━━ Records shown
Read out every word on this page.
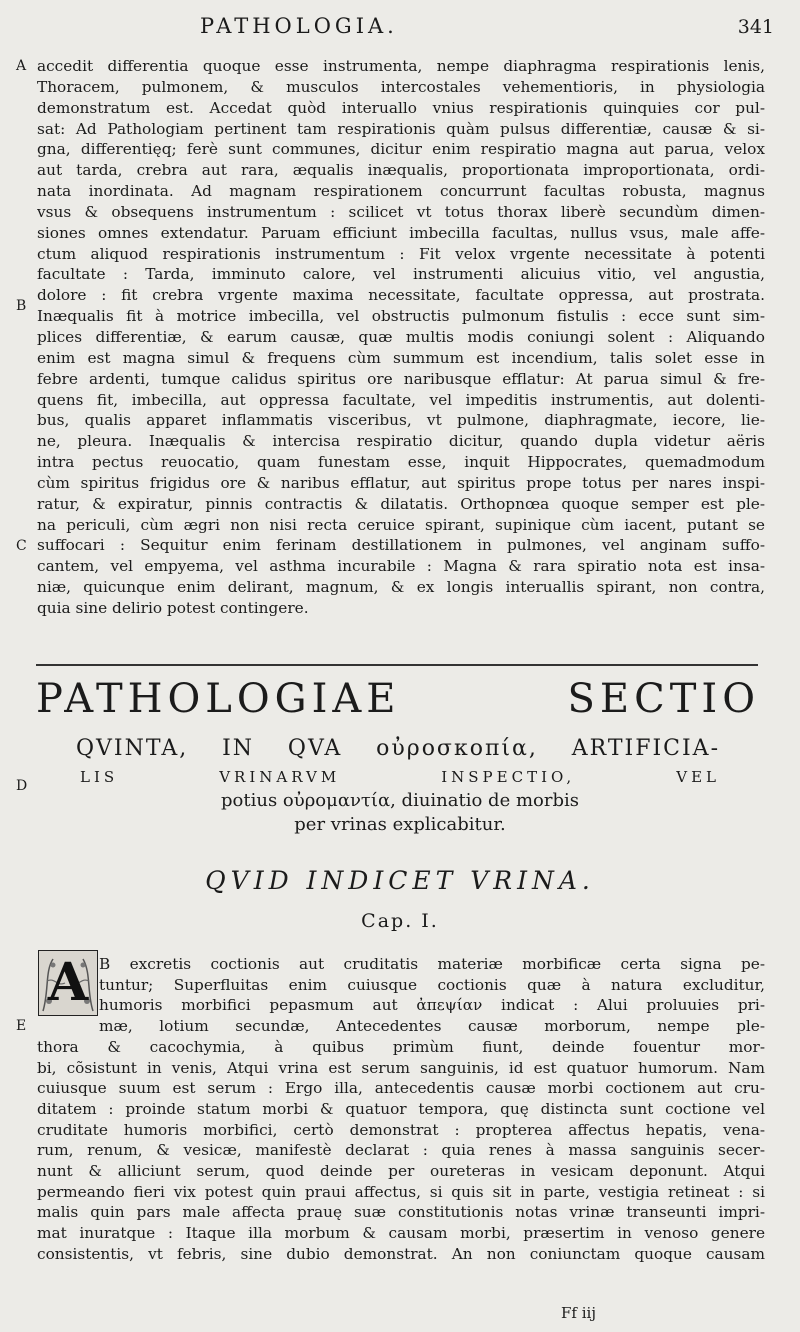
PATHOLOGIA.	341
A
B
C
D
E
accedit differentia quoque esse instrumenta, nempe diaphragma respirationis lenis,
Thoracem, pulmonem, & musculos intercostales vehementioris, in physiologia
demonstratum est. Accedat quòd interuallo vnius respirationis quinquies cor pul-
sat: Ad Pathologiam pertinent tam respirationis quàm pulsus differentiæ, causæ & si-
gna, differentięq; ferè sunt communes, dicitur enim respiratio magna aut parua, velox
aut tarda, crebra aut rara, æqualis inæqualis, proportionata improportionata, ordi-
nata inordinata. Ad magnam respirationem concurrunt facultas robusta, magnus
vsus & obsequens instrumentum : scilicet vt totus thorax liberè secundùm dimen-
siones omnes extendatur. Paruam efficiunt imbecilla facultas, nullus vsus, male affe-
ctum aliquod respirationis instrumentum : Fit velox vrgente necessitate à potenti
facultate : Tarda, imminuto calore, vel instrumenti alicuius vitio, vel angustia,
dolore : fit crebra vrgente maxima necessitate, facultate oppressa, aut prostrata.
Inæqualis fit à motrice imbecilla, vel obstructis pulmonum fistulis : ecce sunt sim-
plices differentiæ, & earum causæ, quæ multis modis coniungi solent : Aliquando
enim est magna simul & frequens cùm summum est incendium, talis solet esse in
febre ardenti, tumque calidus spiritus ore naribusque efflatur: At parua simul & fre-
quens fit, imbecilla, aut oppressa facultate, vel impeditis instrumentis, aut dolenti-
bus, qualis apparet inflammatis visceribus, vt pulmone, diaphragmate, iecore, lie-
ne, pleura. Inæqualis & intercisa respiratio dicitur, quando dupla videtur aëris
intra pectus reuocatio, quam funestam esse, inquit Hippocrates, quemadmodum
cùm spiritus frigidus ore & naribus efflatur, aut spiritus prope totus per nares inspi-
ratur, & expiratur, pinnis contractis & dilatatis. Orthopnœa quoque semper est ple-
na periculi, cùm ægri non nisi recta ceruice spirant, supinique cùm iacent, putant se
suffocari : Sequitur enim ferinam destillationem in pulmones, vel anginam suffo-
cantem, vel empyema, vel asthma incurabile : Magna & rara spiratio nota est insa-
niæ, quicunque enim delirant, magnum, & ex longis interuallis spirant, non contra,
quia sine delirio potest contingere.
PATHOLOGIAE SECTIO
QVINTA, IN QVA οὐροσκοπία, ARTIFICIA-
LIS VRINARVM INSPECTIO, VEL
potius οὐρομαντία, diuinatio de morbis
per vrinas explicabitur.
QVID INDICET VRINA.
Cap. I.
A B excretis coctionis aut cruditatis materiæ morbificæ certa signa pe-
tuntur; Superfluitas enim cuiusque coctionis quæ à natura excluditur,
humoris morbifici pepasmum aut ἀπεψίαν indicat : Alui proluuies pri-
mæ, lotium secundæ, Antecedentes causæ morborum, nempe ple-
thora & cacochymia, à quibus primùm fiunt, deinde fouentur mor-
bi, cõsistunt in venis, Atqui vrina est serum sanguinis, id est quatuor humorum. Nam
cuiusque suum est serum : Ergo illa, antecedentis causæ morbi coctionem aut cru-
ditatem : proinde statum morbi & quatuor tempora, quę distincta sunt coctione vel
cruditate humoris morbifici, certò demonstrat : propterea affectus hepatis, vena-
rum, renum, & vesicæ, manifestè declarat : quia renes à massa sanguinis secer-
nunt & alliciunt serum, quod deinde per oureteras in vesicam deponunt. Atqui
permeando fieri vix potest quin praui affectus, si quis sit in parte, vestigia retineat : si
malis quin pars male affecta prauę suæ constitutionis notas vrinæ transeunti impri-
mat inuratque : Itaque illa morbum & causam morbi, præsertim in venoso genere
consistentis, vt febris, sine dubio demonstrat. An non coniunctam quoque causam
Ff iij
━━━━
Work required: Leave out the pictures and repeat everything else in the records exactly.

Response below:
Read out every word on this page.
PATHOLOGIA.	341
A
B
C
D
E
accedit differentia quoque esse instrumenta, nempe diaphragma respirationis lenis,
Thoracem, pulmonem, & musculos intercostales vehementioris, in physiologia
demonstratum est. Accedat quòd interuallo vnius respirationis quinquies cor pul-
sat: Ad Pathologiam pertinent tam respirationis quàm pulsus differentiæ, causæ & si-
gna, differentięq; ferè sunt communes, dicitur enim respiratio magna aut parua, velox
aut tarda, crebra aut rara, æqualis inæqualis, proportionata improportionata, ordi-
nata inordinata. Ad magnam respirationem concurrunt facultas robusta, magnus
vsus & obsequens instrumentum : scilicet vt totus thorax liberè secundùm dimen-
siones omnes extendatur. Paruam efficiunt imbecilla facultas, nullus vsus, male affe-
ctum aliquod respirationis instrumentum : Fit velox vrgente necessitate à potenti
facultate : Tarda, imminuto calore, vel instrumenti alicuius vitio, vel angustia,
dolore : fit crebra vrgente maxima necessitate, facultate oppressa, aut prostrata.
Inæqualis fit à motrice imbecilla, vel obstructis pulmonum fistulis : ecce sunt sim-
plices differentiæ, & earum causæ, quæ multis modis coniungi solent : Aliquando
enim est magna simul & frequens cùm summum est incendium, talis solet esse in
febre ardenti, tumque calidus spiritus ore naribusque efflatur: At parua simul & fre-
quens fit, imbecilla, aut oppressa facultate, vel impeditis instrumentis, aut dolenti-
bus, qualis apparet inflammatis visceribus, vt pulmone, diaphragmate, iecore, lie-
ne, pleura. Inæqualis & intercisa respiratio dicitur, quando dupla videtur aëris
intra pectus reuocatio, quam funestam esse, inquit Hippocrates, quemadmodum
cùm spiritus frigidus ore & naribus efflatur, aut spiritus prope totus per nares inspi-
ratur, & expiratur, pinnis contractis & dilatatis. Orthopnœa quoque semper est ple-
na periculi, cùm ægri non nisi recta ceruice spirant, supinique cùm iacent, putant se
suffocari : Sequitur enim ferinam destillationem in pulmones, vel anginam suffo-
cantem, vel empyema, vel asthma incurabile : Magna & rara spiratio nota est insa-
niæ, quicunque enim delirant, magnum, & ex longis interuallis spirant, non contra,
quia sine delirio potest contingere.
PATHOLOGIAE SECTIO
QVINTA, IN QVA οὐροσκοπία, ARTIFICIA-
LIS VRINARVM INSPECTIO, VEL
potius οὐρομαντία, diuinatio de morbis
per vrinas explicabitur.
QVID INDICET VRINA.
Cap. I.
A B excretis coctionis aut cruditatis materiæ morbificæ certa signa pe-
tuntur; Superfluitas enim cuiusque coctionis quæ à natura excluditur,
humoris morbifici pepasmum aut ἀπεψίαν indicat : Alui proluuies pri-
mæ, lotium secundæ, Antecedentes causæ morborum, nempe ple-
thora & cacochymia, à quibus primùm fiunt, deinde fouentur mor-
bi, cõsistunt in venis, Atqui vrina est serum sanguinis, id est quatuor humorum. Nam
cuiusque suum est serum : Ergo illa, antecedentis causæ morbi coctionem aut cru-
ditatem : proinde statum morbi & quatuor tempora, quę distincta sunt coctione vel
cruditate humoris morbifici, certò demonstrat : propterea affectus hepatis, vena-
rum, renum, & vesicæ, manifestè declarat : quia renes à massa sanguinis secer-
nunt & alliciunt serum, quod deinde per oureteras in vesicam deponunt. Atqui
permeando fieri vix potest quin praui affectus, si quis sit in parte, vestigia retineat : si
malis quin pars male affecta prauę suæ constitutionis notas vrinæ transeunti impri-
mat inuratque : Itaque illa morbum & causam morbi, præsertim in venoso genere
consistentis, vt febris, sine dubio demonstrat. An non coniunctam quoque causam
Ff iij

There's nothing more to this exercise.